◆ **Goal**
Transcribe the entries that follow, word for word.

(Collected data)
— Start —

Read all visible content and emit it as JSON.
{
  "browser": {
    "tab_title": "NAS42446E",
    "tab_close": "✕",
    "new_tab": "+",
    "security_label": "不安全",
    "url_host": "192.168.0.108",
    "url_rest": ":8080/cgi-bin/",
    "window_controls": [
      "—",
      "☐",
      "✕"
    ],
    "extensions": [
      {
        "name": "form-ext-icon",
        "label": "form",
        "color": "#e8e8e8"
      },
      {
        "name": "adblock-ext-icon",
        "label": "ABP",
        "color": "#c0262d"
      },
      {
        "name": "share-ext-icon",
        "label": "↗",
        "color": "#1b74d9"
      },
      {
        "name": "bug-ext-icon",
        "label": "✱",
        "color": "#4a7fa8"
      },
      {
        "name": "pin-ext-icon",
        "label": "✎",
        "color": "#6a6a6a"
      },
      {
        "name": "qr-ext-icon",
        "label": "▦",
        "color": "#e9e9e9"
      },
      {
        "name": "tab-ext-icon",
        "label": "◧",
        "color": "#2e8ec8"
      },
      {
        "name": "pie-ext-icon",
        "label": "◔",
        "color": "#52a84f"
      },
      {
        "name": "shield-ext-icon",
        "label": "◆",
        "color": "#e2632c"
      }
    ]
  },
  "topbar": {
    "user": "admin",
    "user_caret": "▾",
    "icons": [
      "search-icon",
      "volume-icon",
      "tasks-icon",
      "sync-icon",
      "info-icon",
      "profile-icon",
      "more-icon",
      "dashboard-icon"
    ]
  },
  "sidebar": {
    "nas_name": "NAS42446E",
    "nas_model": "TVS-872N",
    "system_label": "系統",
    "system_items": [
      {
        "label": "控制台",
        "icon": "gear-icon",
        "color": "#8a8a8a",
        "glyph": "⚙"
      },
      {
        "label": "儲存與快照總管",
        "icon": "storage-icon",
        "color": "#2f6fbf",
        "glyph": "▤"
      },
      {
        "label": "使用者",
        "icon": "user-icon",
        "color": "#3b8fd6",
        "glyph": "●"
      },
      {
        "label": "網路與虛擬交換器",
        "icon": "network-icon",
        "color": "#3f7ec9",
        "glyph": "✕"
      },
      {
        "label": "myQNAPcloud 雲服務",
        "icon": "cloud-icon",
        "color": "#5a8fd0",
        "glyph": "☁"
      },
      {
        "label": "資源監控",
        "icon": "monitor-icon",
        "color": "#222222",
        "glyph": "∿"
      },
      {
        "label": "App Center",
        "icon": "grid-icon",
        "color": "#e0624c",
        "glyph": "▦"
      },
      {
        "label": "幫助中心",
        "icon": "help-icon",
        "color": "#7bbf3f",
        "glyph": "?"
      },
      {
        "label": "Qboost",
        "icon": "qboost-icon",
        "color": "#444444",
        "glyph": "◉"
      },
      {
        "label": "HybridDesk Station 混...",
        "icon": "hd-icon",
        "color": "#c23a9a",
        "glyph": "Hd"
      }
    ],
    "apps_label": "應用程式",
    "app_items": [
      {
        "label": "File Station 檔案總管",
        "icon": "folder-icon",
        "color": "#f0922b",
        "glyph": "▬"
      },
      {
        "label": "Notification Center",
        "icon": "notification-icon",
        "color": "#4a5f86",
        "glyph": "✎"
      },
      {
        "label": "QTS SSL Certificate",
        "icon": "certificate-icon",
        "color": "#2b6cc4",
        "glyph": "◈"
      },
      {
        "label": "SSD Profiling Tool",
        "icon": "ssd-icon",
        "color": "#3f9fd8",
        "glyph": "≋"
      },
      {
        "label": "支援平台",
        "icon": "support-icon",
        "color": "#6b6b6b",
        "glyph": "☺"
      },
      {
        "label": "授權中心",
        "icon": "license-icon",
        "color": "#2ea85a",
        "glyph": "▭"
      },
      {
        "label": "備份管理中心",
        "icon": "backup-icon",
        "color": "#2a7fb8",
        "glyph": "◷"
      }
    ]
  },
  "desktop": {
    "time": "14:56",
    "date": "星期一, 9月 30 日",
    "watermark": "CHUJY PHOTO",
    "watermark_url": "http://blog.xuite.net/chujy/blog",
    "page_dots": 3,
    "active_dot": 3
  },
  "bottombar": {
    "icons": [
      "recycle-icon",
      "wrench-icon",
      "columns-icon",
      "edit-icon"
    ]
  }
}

— End —

◆ **Finished task**
Read all visible content and emit it as JSON.
{
  "browser": {
    "tab_title": "NAS42446E",
    "tab_close": "✕",
    "new_tab": "+",
    "security_label": "不安全",
    "url_host": "192.168.0.108",
    "url_rest": ":8080/cgi-bin/",
    "window_controls": [
      "—",
      "☐",
      "✕"
    ],
    "extensions": [
      {
        "name": "form-ext-icon",
        "label": "form",
        "color": "#e8e8e8"
      },
      {
        "name": "adblock-ext-icon",
        "label": "ABP",
        "color": "#c0262d"
      },
      {
        "name": "share-ext-icon",
        "label": "↗",
        "color": "#1b74d9"
      },
      {
        "name": "bug-ext-icon",
        "label": "✱",
        "color": "#4a7fa8"
      },
      {
        "name": "pin-ext-icon",
        "label": "✎",
        "color": "#6a6a6a"
      },
      {
        "name": "qr-ext-icon",
        "label": "▦",
        "color": "#e9e9e9"
      },
      {
        "name": "tab-ext-icon",
        "label": "◧",
        "color": "#2e8ec8"
      },
      {
        "name": "pie-ext-icon",
        "label": "◔",
        "color": "#52a84f"
      },
      {
        "name": "shield-ext-icon",
        "label": "◆",
        "color": "#e2632c"
      }
    ]
  },
  "topbar": {
    "user": "admin",
    "user_caret": "▾",
    "icons": [
      "search-icon",
      "volume-icon",
      "tasks-icon",
      "sync-icon",
      "info-icon",
      "profile-icon",
      "more-icon",
      "dashboard-icon"
    ]
  },
  "sidebar": {
    "nas_name": "NAS42446E",
    "nas_model": "TVS-872N",
    "system_label": "系統",
    "system_items": [
      {
        "label": "控制台",
        "icon": "gear-icon",
        "color": "#8a8a8a",
        "glyph": "⚙"
      },
      {
        "label": "儲存與快照總管",
        "icon": "storage-icon",
        "color": "#2f6fbf",
        "glyph": "▤"
      },
      {
        "label": "使用者",
        "icon": "user-icon",
        "color": "#3b8fd6",
        "glyph": "●"
      },
      {
        "label": "網路與虛擬交換器",
        "icon": "network-icon",
        "color": "#3f7ec9",
        "glyph": "✕"
      },
      {
        "label": "myQNAPcloud 雲服務",
        "icon": "cloud-icon",
        "color": "#5a8fd0",
        "glyph": "☁"
      },
      {
        "label": "資源監控",
        "icon": "monitor-icon",
        "color": "#222222",
        "glyph": "∿"
      },
      {
        "label": "App Center",
        "icon": "grid-icon",
        "color": "#e0624c",
        "glyph": "▦"
      },
      {
        "label": "幫助中心",
        "icon": "help-icon",
        "color": "#7bbf3f",
        "glyph": "?"
      },
      {
        "label": "Qboost",
        "icon": "qboost-icon",
        "color": "#444444",
        "glyph": "◉"
      },
      {
        "label": "HybridDesk Station 混...",
        "icon": "hd-icon",
        "color": "#c23a9a",
        "glyph": "Hd"
      }
    ],
    "apps_label": "應用程式",
    "app_items": [
      {
        "label": "File Station 檔案總管",
        "icon": "folder-icon",
        "color": "#f0922b",
        "glyph": "▬"
      },
      {
        "label": "Notification Center",
        "icon": "notification-icon",
        "color": "#4a5f86",
        "glyph": "✎"
      },
      {
        "label": "QTS SSL Certificate",
        "icon": "certificate-icon",
        "color": "#2b6cc4",
        "glyph": "◈"
      },
      {
        "label": "SSD Profiling Tool",
        "icon": "ssd-icon",
        "color": "#3f9fd8",
        "glyph": "≋"
      },
      {
        "label": "支援平台",
        "icon": "support-icon",
        "color": "#6b6b6b",
        "glyph": "☺"
      },
      {
        "label": "授權中心",
        "icon": "license-icon",
        "color": "#2ea85a",
        "glyph": "▭"
      },
      {
        "label": "備份管理中心",
        "icon": "backup-icon",
        "color": "#2a7fb8",
        "glyph": "◷"
      }
    ]
  },
  "desktop": {
    "time": "14:56",
    "date": "星期一, 9月 30 日",
    "watermark": "CHUJY PHOTO",
    "watermark_url": "http://blog.xuite.net/chujy/blog",
    "page_dots": 3,
    "active_dot": 3
  },
  "bottombar": {
    "icons": [
      "recycle-icon",
      "wrench-icon",
      "columns-icon",
      "edit-icon"
    ]
  }
}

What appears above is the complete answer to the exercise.